▸ TASK TO COMPLETE
Can you print, character for character, every line from the very start of the items below through the line containing "x-tick-label: 0.10 (749, 546, 781, 564)", with that line included?

▸ THE INPUT
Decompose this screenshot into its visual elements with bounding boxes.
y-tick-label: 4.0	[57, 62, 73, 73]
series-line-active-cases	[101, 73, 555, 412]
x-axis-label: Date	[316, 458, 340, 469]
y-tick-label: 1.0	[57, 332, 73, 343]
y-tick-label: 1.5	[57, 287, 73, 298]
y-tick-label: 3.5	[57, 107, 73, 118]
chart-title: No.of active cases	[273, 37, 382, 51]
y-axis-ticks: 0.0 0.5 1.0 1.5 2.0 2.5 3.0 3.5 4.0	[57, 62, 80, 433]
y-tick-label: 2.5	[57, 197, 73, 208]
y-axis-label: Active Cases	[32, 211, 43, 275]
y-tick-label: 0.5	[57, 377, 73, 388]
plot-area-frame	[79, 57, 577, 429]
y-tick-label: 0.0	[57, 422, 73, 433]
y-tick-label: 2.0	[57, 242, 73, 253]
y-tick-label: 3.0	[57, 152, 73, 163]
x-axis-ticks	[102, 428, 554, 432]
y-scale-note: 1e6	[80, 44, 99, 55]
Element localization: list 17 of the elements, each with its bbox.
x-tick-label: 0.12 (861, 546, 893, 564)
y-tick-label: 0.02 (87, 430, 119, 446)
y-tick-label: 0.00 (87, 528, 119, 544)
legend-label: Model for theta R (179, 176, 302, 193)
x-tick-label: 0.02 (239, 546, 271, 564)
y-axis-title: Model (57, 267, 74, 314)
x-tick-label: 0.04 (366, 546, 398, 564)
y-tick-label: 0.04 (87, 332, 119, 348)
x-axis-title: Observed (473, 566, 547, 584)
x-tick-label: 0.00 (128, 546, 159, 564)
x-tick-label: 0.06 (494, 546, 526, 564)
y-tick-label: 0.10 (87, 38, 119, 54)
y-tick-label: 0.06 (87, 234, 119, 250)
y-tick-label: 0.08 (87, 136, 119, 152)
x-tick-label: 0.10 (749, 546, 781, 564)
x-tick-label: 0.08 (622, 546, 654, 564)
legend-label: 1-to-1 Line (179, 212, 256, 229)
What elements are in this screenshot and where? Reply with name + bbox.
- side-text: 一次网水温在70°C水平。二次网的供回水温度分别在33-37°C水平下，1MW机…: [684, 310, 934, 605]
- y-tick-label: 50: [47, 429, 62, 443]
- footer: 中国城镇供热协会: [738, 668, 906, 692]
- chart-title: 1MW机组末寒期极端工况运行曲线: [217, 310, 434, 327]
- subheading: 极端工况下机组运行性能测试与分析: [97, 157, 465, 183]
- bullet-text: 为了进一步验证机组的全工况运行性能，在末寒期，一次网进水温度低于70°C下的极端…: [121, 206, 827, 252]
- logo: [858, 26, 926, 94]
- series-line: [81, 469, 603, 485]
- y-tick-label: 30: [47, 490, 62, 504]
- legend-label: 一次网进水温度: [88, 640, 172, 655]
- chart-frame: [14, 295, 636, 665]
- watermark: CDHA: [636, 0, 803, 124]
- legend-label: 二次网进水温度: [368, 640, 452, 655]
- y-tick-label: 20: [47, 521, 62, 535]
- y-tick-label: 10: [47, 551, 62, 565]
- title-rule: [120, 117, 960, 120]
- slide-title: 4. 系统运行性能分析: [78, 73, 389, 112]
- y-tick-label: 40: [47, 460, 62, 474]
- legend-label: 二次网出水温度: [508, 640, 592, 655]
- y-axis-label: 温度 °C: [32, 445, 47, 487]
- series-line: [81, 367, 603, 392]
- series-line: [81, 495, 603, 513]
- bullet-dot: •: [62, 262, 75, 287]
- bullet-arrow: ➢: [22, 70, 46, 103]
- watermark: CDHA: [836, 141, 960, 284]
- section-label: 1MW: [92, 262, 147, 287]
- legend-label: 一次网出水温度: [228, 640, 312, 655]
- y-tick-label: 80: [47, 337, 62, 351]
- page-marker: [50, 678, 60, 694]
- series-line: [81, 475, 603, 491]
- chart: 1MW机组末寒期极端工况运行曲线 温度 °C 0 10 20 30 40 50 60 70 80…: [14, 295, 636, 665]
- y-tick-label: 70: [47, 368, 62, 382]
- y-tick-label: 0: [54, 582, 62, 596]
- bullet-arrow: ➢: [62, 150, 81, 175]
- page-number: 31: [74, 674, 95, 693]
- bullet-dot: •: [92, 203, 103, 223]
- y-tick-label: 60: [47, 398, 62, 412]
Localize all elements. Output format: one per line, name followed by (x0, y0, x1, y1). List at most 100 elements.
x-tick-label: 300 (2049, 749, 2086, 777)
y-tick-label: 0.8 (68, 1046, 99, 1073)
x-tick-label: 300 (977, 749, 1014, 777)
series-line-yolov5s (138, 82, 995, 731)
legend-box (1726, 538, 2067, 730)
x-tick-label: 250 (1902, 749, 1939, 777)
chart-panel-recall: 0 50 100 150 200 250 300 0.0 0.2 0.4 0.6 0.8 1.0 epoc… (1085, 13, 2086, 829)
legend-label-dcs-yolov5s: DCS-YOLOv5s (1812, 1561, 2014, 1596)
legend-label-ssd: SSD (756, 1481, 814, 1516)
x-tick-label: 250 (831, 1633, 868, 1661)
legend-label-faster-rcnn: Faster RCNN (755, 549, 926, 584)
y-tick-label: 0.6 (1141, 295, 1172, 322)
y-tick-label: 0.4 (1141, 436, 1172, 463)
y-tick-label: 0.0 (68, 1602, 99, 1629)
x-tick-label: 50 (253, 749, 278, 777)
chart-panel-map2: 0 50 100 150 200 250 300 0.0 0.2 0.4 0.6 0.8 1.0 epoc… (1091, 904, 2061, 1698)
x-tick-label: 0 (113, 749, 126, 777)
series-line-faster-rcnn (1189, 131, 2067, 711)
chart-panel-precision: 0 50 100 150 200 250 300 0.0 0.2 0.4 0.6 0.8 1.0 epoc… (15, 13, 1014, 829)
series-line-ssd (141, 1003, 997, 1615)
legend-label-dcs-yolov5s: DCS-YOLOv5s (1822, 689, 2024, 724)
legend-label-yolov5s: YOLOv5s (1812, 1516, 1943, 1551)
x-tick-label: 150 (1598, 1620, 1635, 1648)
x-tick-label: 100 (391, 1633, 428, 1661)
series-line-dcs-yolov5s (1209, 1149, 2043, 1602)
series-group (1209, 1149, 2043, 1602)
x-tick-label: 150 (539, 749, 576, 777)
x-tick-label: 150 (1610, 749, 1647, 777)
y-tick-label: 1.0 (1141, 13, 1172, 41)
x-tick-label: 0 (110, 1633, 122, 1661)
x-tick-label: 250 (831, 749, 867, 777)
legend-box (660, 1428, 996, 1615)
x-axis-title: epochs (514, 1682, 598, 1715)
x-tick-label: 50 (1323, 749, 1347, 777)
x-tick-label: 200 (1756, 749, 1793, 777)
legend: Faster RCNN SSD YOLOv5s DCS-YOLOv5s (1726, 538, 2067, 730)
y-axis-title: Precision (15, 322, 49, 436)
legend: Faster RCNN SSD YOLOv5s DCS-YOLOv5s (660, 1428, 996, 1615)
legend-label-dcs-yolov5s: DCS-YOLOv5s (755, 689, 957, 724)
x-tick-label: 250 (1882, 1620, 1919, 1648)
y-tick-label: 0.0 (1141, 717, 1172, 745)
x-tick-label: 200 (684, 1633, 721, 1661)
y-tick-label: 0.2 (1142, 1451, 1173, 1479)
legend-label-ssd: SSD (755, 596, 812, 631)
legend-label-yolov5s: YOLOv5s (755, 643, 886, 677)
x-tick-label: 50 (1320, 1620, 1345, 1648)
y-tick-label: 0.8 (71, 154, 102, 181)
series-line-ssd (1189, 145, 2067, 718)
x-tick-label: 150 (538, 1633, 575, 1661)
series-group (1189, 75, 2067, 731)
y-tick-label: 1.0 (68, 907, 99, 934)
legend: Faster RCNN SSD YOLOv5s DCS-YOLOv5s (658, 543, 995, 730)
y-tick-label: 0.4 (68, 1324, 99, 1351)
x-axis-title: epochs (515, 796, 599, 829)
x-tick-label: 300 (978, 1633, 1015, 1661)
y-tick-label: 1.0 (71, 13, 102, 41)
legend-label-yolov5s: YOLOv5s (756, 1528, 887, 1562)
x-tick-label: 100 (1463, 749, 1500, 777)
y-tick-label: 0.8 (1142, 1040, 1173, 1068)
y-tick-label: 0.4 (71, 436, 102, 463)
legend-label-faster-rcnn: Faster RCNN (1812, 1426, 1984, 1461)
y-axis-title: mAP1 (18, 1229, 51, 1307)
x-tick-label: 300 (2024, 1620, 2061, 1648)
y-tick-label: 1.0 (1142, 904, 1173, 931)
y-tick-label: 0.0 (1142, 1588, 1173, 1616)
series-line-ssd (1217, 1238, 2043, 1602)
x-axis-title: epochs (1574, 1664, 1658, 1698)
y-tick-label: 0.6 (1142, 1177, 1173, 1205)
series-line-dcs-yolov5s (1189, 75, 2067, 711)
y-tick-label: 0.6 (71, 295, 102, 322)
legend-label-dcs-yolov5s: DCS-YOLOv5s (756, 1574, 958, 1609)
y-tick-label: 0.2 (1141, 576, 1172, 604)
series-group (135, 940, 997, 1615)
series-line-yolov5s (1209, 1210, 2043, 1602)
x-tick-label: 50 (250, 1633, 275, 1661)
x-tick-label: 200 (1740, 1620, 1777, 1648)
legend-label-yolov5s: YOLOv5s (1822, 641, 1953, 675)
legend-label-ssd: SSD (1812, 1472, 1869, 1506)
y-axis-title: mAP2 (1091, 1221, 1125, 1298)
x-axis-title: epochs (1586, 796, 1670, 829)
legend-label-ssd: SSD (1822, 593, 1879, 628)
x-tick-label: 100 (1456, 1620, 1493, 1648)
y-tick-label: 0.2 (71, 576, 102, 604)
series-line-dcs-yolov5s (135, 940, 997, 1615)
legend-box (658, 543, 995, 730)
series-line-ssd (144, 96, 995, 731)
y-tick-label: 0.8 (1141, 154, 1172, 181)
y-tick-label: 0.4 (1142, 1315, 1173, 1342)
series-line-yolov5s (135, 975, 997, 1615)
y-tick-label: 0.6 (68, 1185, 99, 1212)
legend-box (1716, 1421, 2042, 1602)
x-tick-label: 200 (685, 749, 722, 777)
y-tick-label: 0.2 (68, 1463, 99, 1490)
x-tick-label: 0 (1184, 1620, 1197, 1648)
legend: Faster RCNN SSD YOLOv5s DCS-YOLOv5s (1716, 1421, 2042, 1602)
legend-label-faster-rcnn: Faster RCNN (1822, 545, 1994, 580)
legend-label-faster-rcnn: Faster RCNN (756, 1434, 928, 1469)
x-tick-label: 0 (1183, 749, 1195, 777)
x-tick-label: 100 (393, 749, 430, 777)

▸ TASK SOLUTION
Decompose this screenshot into its visual elements with bounding boxes.
y-tick-label: 4.0	[57, 62, 73, 73]
series-line-active-cases	[101, 73, 555, 412]
x-axis-label: Date	[316, 458, 340, 469]
y-tick-label: 1.0	[57, 332, 73, 343]
y-tick-label: 1.5	[57, 287, 73, 298]
y-tick-label: 3.5	[57, 107, 73, 118]
chart-title: No.of active cases	[273, 37, 382, 51]
y-axis-ticks: 0.0 0.5 1.0 1.5 2.0 2.5 3.0 3.5 4.0	[57, 62, 80, 433]
y-tick-label: 2.5	[57, 197, 73, 208]
y-axis-label: Active Cases	[32, 211, 43, 275]
y-tick-label: 0.5	[57, 377, 73, 388]
plot-area-frame	[79, 57, 577, 429]
y-tick-label: 0.0	[57, 422, 73, 433]
y-tick-label: 2.0	[57, 242, 73, 253]
y-tick-label: 3.0	[57, 152, 73, 163]
x-axis-ticks	[102, 428, 554, 432]
y-scale-note: 1e6	[80, 44, 99, 55]
Element localization: list 17 of the elements, each with its bbox.
x-tick-label: 0.12 (861, 546, 893, 564)
y-tick-label: 0.02 (87, 430, 119, 446)
y-tick-label: 0.00 (87, 528, 119, 544)
legend-label: Model for theta R (179, 176, 302, 193)
x-tick-label: 0.02 (239, 546, 271, 564)
y-axis-title: Model (57, 267, 74, 314)
x-tick-label: 0.04 (366, 546, 398, 564)
y-tick-label: 0.04 (87, 332, 119, 348)
x-axis-title: Observed (473, 566, 547, 584)
x-tick-label: 0.00 (128, 546, 159, 564)
x-tick-label: 0.06 (494, 546, 526, 564)
y-tick-label: 0.10 (87, 38, 119, 54)
y-tick-label: 0.06 (87, 234, 119, 250)
y-tick-label: 0.08 (87, 136, 119, 152)
x-tick-label: 0.10 (749, 546, 781, 564)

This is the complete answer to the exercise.